--- Data rows ---
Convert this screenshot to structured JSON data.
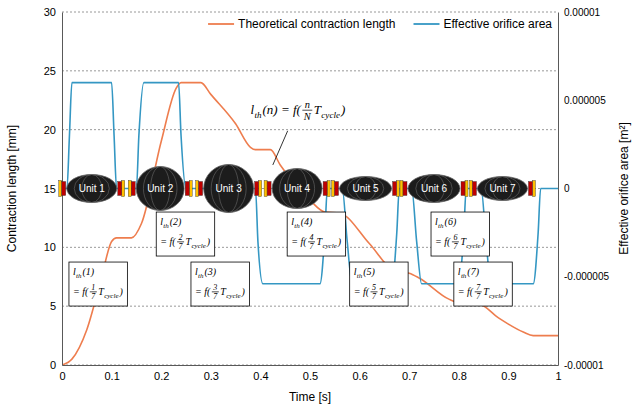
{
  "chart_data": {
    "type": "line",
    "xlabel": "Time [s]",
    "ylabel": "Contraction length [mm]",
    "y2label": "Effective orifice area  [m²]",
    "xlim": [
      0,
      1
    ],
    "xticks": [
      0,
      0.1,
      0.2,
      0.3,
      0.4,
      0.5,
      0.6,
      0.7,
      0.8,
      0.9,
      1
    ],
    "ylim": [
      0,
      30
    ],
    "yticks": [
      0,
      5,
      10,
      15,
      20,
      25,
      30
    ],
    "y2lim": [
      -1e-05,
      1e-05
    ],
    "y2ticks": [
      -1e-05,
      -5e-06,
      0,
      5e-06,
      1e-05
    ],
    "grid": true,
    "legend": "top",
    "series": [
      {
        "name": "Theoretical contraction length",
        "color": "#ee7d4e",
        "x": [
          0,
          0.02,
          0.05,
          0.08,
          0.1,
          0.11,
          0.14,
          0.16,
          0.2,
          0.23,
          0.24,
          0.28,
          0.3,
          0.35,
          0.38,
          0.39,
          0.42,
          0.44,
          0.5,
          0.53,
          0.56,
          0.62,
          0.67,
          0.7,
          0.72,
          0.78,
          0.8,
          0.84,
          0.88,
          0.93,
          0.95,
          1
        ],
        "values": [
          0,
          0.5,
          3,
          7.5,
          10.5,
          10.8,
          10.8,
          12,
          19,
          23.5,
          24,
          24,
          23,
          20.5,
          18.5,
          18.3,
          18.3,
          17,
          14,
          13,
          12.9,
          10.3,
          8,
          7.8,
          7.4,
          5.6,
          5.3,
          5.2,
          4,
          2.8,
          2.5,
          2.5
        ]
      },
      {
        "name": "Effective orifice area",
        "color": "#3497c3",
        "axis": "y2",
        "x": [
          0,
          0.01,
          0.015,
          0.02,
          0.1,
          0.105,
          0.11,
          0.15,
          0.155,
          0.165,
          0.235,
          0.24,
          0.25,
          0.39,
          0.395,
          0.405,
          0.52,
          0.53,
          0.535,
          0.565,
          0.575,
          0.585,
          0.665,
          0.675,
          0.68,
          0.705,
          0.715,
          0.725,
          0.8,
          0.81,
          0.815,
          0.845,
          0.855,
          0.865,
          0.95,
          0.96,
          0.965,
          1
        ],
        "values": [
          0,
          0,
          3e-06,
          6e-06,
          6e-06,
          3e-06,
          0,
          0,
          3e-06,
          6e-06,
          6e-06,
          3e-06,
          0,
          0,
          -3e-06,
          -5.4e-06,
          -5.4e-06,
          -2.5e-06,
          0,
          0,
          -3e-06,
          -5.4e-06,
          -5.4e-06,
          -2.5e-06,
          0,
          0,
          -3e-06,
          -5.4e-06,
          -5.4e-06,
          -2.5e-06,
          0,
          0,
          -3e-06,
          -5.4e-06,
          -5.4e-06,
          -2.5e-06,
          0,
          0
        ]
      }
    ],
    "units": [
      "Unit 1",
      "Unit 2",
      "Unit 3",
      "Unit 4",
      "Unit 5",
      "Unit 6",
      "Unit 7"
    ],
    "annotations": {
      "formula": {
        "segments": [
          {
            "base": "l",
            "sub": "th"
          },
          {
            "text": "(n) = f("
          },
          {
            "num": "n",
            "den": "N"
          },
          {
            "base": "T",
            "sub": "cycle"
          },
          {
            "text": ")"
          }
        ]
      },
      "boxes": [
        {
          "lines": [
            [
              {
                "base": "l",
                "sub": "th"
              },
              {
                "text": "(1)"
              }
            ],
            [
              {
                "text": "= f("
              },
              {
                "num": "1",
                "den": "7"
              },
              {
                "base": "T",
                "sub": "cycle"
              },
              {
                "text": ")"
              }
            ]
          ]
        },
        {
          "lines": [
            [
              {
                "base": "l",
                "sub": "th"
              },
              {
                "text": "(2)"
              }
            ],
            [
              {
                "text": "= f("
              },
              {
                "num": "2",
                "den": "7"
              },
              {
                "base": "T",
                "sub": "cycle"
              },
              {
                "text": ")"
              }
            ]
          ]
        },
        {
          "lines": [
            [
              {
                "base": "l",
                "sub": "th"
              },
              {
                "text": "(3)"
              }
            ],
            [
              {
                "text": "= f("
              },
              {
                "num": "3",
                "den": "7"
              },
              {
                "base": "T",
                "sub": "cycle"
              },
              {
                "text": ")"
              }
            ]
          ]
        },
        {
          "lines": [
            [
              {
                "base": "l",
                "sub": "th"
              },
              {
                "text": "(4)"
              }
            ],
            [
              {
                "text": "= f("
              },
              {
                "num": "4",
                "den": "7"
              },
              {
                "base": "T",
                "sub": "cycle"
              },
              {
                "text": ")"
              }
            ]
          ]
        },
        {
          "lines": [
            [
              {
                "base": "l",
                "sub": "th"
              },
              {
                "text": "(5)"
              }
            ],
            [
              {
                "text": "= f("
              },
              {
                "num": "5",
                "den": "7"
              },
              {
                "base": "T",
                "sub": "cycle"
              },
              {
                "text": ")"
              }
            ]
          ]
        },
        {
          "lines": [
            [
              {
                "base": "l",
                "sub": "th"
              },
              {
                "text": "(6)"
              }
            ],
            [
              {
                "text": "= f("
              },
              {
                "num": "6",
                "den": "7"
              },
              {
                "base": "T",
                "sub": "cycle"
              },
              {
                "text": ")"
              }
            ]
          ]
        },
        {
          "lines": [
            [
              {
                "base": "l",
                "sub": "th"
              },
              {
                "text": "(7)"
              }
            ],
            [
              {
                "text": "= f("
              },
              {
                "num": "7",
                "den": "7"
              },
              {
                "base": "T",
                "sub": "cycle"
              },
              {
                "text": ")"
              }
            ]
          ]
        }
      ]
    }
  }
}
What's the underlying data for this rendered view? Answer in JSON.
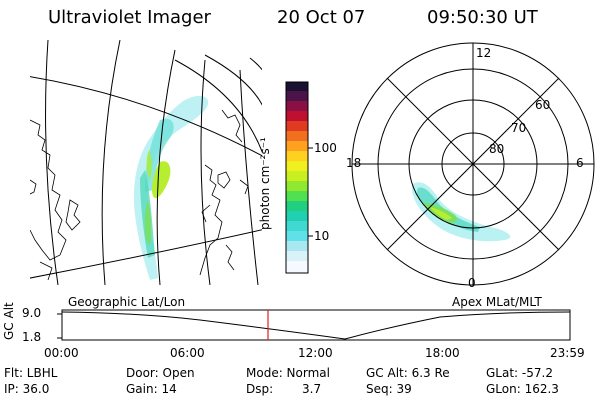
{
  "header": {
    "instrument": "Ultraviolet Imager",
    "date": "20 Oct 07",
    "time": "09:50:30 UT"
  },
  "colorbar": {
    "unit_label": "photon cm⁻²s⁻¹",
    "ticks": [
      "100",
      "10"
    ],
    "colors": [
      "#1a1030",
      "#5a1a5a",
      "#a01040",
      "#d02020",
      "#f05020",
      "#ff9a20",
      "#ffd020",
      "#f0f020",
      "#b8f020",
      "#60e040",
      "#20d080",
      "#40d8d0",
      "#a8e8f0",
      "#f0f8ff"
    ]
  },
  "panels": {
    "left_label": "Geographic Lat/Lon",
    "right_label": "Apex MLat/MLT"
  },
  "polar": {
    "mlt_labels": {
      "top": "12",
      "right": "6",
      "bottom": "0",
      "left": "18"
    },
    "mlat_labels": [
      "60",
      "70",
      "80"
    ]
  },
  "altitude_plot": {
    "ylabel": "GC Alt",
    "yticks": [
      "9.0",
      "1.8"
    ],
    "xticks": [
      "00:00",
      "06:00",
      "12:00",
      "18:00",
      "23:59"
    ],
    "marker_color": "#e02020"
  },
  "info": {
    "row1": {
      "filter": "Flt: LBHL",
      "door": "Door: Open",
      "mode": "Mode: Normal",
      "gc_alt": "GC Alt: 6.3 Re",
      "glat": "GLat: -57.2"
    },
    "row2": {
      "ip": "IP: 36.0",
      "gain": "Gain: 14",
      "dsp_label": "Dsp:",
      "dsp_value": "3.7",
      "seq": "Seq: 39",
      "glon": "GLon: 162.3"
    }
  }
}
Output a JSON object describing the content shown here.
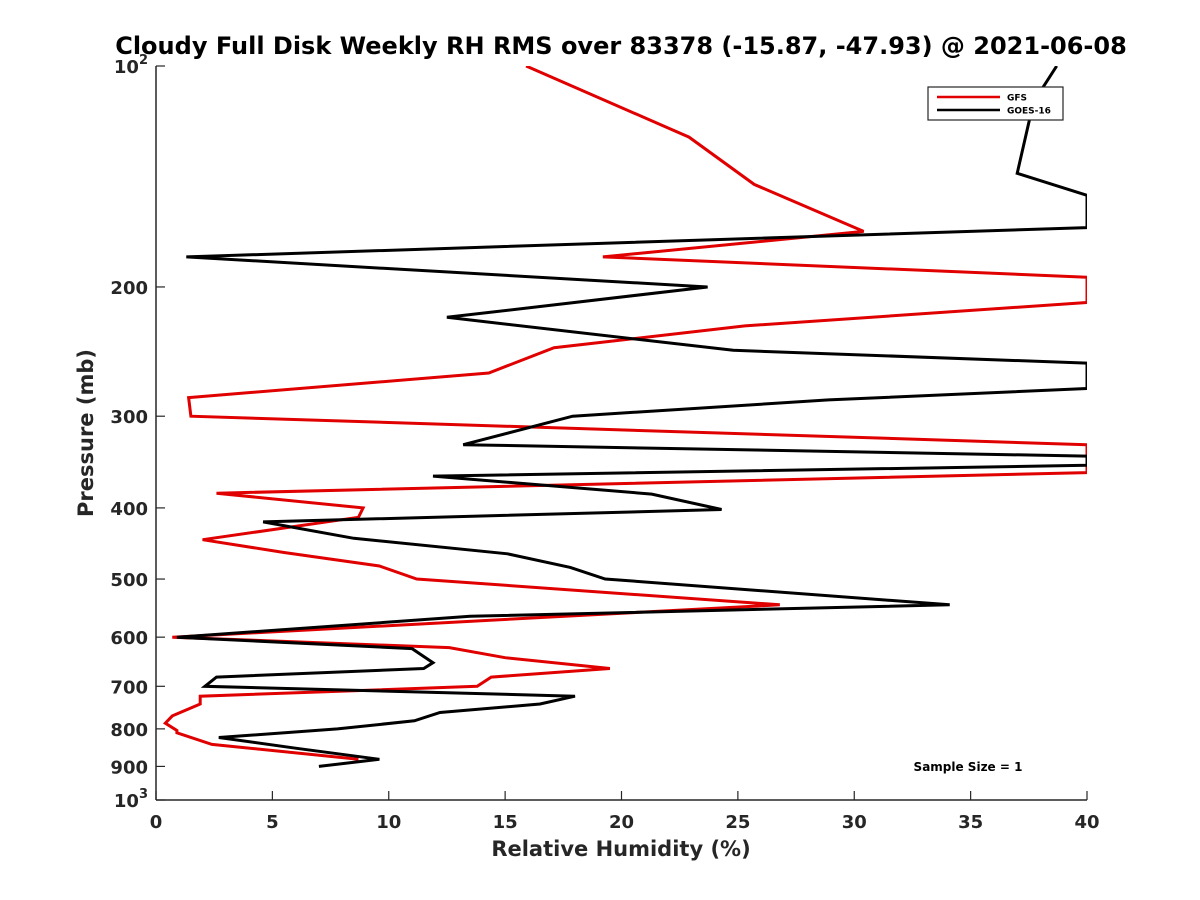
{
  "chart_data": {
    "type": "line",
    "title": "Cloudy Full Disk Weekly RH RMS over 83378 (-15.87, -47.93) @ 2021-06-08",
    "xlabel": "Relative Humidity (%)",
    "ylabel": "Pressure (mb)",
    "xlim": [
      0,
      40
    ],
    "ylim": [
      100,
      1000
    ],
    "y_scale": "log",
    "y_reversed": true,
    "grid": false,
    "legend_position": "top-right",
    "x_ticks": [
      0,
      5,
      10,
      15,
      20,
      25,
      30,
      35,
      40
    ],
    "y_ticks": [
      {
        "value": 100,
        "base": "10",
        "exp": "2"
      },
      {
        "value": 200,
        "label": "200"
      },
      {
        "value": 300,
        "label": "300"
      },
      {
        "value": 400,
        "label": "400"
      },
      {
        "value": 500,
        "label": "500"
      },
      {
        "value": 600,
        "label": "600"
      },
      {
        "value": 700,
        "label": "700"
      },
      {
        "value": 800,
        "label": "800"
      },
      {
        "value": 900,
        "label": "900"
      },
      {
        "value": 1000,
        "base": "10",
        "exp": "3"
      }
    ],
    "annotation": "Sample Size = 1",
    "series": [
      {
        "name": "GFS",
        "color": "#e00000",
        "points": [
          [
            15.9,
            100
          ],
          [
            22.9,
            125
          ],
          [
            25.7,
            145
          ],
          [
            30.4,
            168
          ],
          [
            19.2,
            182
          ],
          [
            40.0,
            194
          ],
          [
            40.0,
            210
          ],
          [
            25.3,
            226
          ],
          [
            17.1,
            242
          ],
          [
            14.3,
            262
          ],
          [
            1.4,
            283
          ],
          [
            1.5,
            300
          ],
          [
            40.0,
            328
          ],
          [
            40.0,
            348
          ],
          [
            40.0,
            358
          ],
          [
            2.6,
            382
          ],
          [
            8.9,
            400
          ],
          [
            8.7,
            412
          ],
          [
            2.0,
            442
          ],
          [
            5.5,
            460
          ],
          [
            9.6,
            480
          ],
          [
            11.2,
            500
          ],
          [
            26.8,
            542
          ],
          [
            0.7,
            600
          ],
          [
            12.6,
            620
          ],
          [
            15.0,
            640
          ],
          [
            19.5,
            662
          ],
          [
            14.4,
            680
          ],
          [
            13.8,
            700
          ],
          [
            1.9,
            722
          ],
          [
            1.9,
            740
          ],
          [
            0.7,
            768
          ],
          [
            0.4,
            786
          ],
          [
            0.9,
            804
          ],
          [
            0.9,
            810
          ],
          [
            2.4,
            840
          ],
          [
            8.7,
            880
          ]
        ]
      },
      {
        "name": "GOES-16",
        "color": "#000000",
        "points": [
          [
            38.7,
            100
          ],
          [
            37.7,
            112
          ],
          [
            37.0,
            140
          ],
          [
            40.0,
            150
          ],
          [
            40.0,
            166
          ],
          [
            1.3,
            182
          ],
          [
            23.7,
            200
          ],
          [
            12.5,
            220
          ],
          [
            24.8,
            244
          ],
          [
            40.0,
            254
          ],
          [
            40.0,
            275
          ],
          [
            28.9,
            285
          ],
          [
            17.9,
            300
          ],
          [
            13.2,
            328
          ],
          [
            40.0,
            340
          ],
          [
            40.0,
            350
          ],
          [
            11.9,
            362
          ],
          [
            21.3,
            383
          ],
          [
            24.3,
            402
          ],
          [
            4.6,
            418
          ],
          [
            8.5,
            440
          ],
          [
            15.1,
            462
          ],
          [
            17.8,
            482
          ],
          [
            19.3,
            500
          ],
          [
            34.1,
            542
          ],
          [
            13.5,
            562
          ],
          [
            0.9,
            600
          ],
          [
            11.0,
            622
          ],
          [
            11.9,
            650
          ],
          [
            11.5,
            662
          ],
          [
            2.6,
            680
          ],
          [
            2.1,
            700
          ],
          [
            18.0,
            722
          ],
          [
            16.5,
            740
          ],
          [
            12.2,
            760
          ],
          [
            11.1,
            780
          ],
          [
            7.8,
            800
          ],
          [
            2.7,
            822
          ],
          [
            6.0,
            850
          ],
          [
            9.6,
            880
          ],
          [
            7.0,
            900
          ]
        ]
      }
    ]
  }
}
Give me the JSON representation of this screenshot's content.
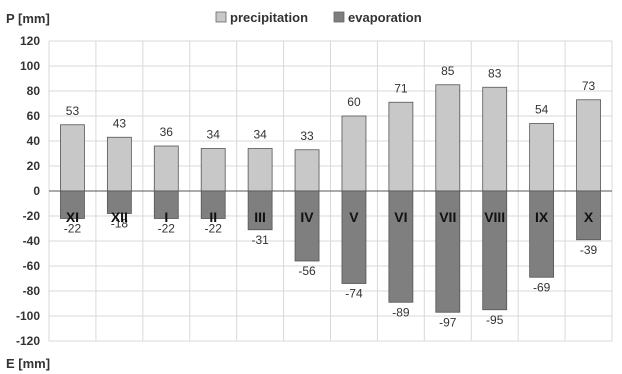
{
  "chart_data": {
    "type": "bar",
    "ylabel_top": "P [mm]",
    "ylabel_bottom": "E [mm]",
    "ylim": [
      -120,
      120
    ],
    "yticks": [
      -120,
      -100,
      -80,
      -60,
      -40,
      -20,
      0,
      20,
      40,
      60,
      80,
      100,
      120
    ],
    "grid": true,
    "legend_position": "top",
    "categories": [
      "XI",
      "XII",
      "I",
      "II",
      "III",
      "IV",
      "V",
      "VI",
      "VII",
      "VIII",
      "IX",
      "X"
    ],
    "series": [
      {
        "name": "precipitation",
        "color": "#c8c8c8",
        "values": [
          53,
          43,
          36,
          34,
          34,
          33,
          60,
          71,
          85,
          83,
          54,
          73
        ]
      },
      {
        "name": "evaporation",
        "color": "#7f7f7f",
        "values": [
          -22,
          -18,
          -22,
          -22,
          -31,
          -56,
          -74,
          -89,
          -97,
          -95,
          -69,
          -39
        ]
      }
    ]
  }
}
---
What you are asked to do
For each line of the listing that holds the word "orifice", show that line.

Written answer
    "y2label": "Effective orifice area  [m²]",
        "name": "Effective orifice area",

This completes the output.